| Written instruction |
Go through the material below, count the lines with the word "guess", and reply with the count alone.

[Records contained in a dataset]

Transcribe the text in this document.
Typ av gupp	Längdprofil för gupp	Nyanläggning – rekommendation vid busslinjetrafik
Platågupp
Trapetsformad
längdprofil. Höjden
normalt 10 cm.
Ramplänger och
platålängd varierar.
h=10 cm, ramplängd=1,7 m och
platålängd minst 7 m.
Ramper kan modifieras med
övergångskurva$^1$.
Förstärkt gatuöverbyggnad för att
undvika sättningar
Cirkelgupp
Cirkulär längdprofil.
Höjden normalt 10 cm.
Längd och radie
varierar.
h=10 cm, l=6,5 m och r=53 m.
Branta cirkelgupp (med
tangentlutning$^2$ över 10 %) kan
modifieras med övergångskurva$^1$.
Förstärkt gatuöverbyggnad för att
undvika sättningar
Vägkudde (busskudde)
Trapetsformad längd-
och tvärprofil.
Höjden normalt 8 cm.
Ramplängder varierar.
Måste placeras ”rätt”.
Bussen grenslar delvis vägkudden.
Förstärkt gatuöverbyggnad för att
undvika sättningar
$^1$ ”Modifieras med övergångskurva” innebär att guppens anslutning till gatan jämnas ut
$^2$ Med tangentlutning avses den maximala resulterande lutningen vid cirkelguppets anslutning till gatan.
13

* * *

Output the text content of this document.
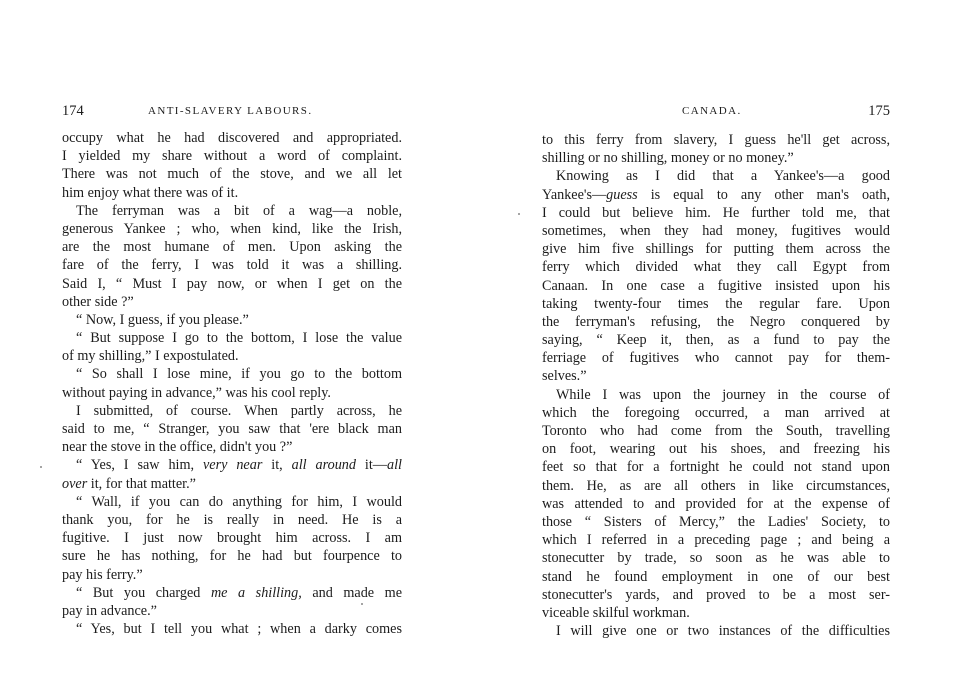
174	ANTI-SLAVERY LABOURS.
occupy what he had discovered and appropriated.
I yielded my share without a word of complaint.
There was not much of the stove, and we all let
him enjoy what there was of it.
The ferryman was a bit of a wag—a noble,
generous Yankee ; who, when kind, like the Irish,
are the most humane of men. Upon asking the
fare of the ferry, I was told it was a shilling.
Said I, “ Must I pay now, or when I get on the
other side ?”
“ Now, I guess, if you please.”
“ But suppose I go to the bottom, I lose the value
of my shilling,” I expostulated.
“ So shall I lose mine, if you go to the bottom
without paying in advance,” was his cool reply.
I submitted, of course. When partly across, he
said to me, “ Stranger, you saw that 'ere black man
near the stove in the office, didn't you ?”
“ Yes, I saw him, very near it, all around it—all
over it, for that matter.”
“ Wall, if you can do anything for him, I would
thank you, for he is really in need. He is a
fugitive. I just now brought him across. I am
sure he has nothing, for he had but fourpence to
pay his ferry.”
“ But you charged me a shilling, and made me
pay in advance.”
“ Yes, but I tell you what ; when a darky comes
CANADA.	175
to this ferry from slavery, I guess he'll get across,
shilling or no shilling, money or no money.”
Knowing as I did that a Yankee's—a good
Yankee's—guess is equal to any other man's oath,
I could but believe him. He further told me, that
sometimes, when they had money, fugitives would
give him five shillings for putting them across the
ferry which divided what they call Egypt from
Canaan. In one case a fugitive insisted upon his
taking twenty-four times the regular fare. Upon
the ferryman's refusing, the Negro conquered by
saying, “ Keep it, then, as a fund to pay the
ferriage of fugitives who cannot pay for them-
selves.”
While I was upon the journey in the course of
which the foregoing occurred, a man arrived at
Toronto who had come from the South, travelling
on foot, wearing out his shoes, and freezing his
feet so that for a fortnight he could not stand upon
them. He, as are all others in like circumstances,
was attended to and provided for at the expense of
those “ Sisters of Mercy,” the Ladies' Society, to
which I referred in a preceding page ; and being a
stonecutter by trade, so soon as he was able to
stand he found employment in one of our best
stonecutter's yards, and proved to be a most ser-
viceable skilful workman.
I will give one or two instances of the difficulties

| Complete response |
3